Going through the material below, please gather all lines with the word "ТРАНСПОРТІ" in them.

Provided data
#####

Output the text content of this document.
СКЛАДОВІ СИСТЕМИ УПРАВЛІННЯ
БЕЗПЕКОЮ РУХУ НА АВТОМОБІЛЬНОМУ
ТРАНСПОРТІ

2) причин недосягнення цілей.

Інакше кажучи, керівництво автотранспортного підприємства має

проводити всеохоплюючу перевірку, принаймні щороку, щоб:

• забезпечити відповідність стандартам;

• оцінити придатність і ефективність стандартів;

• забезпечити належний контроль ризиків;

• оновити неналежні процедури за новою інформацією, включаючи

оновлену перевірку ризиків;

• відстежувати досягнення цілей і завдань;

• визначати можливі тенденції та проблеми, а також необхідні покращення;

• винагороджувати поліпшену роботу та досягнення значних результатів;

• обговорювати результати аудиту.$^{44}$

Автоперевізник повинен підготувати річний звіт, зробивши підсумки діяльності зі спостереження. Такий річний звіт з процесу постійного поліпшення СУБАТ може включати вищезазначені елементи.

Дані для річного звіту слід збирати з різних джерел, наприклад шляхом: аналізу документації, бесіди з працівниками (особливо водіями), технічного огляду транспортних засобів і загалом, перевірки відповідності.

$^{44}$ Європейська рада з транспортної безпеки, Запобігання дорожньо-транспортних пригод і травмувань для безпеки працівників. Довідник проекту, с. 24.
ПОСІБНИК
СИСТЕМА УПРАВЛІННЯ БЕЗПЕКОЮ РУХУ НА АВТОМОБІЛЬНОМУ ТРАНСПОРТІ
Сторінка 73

#####

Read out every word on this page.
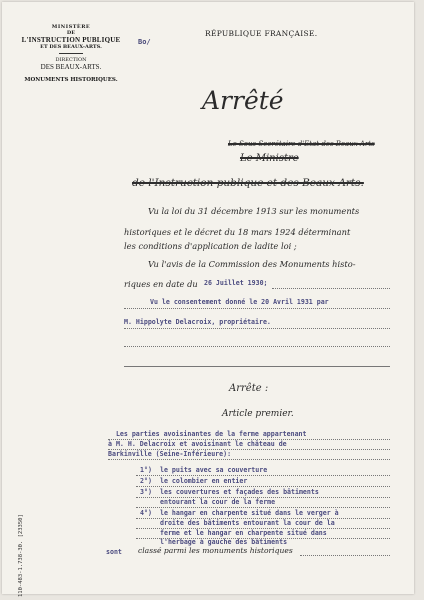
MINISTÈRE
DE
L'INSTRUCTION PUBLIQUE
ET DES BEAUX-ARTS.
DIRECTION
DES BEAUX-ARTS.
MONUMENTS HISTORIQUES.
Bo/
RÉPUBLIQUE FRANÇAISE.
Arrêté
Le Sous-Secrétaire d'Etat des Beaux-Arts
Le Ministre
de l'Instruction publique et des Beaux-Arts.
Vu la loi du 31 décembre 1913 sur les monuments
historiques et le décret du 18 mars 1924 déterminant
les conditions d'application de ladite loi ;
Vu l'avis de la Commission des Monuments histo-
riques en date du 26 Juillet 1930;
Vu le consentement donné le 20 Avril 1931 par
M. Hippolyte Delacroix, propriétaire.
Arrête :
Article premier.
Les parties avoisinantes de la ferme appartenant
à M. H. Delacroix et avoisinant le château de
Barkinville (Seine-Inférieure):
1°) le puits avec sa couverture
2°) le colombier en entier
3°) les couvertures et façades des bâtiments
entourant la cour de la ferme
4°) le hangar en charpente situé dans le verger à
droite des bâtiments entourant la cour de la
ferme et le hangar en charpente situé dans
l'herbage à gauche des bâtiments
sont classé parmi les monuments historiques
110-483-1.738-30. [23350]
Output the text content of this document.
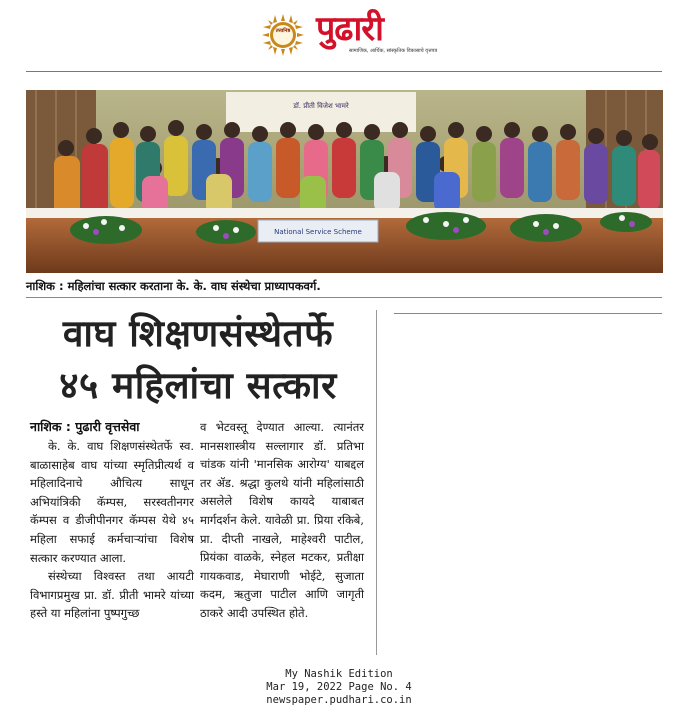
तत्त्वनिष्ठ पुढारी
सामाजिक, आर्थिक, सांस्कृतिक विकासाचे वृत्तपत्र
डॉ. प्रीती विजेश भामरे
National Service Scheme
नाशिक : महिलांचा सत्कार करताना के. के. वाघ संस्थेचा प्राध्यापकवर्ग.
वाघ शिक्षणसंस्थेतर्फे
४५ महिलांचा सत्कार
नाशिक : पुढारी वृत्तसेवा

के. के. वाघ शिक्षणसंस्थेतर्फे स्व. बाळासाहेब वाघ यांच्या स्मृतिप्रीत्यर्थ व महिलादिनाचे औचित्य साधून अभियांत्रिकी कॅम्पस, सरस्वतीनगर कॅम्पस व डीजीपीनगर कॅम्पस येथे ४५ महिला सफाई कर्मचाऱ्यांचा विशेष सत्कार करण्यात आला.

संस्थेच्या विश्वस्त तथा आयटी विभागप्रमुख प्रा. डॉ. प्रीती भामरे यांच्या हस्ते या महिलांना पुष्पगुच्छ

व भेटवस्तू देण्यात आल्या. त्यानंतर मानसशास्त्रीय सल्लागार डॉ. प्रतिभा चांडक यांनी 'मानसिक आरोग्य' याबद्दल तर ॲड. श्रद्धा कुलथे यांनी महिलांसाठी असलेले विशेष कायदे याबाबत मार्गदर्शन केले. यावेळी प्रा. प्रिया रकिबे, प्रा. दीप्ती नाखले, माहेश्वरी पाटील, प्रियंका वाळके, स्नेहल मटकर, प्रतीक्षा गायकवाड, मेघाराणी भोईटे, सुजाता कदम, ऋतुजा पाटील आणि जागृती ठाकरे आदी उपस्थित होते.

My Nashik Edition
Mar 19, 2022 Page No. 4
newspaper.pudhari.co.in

#####

Solution
ТРАНСПОРТІ
СИСТЕМА УПРАВЛІННЯ БЕЗПЕКОЮ РУХУ НА АВТОМОБІЛЬНОМУ ТРАНСПОРТІ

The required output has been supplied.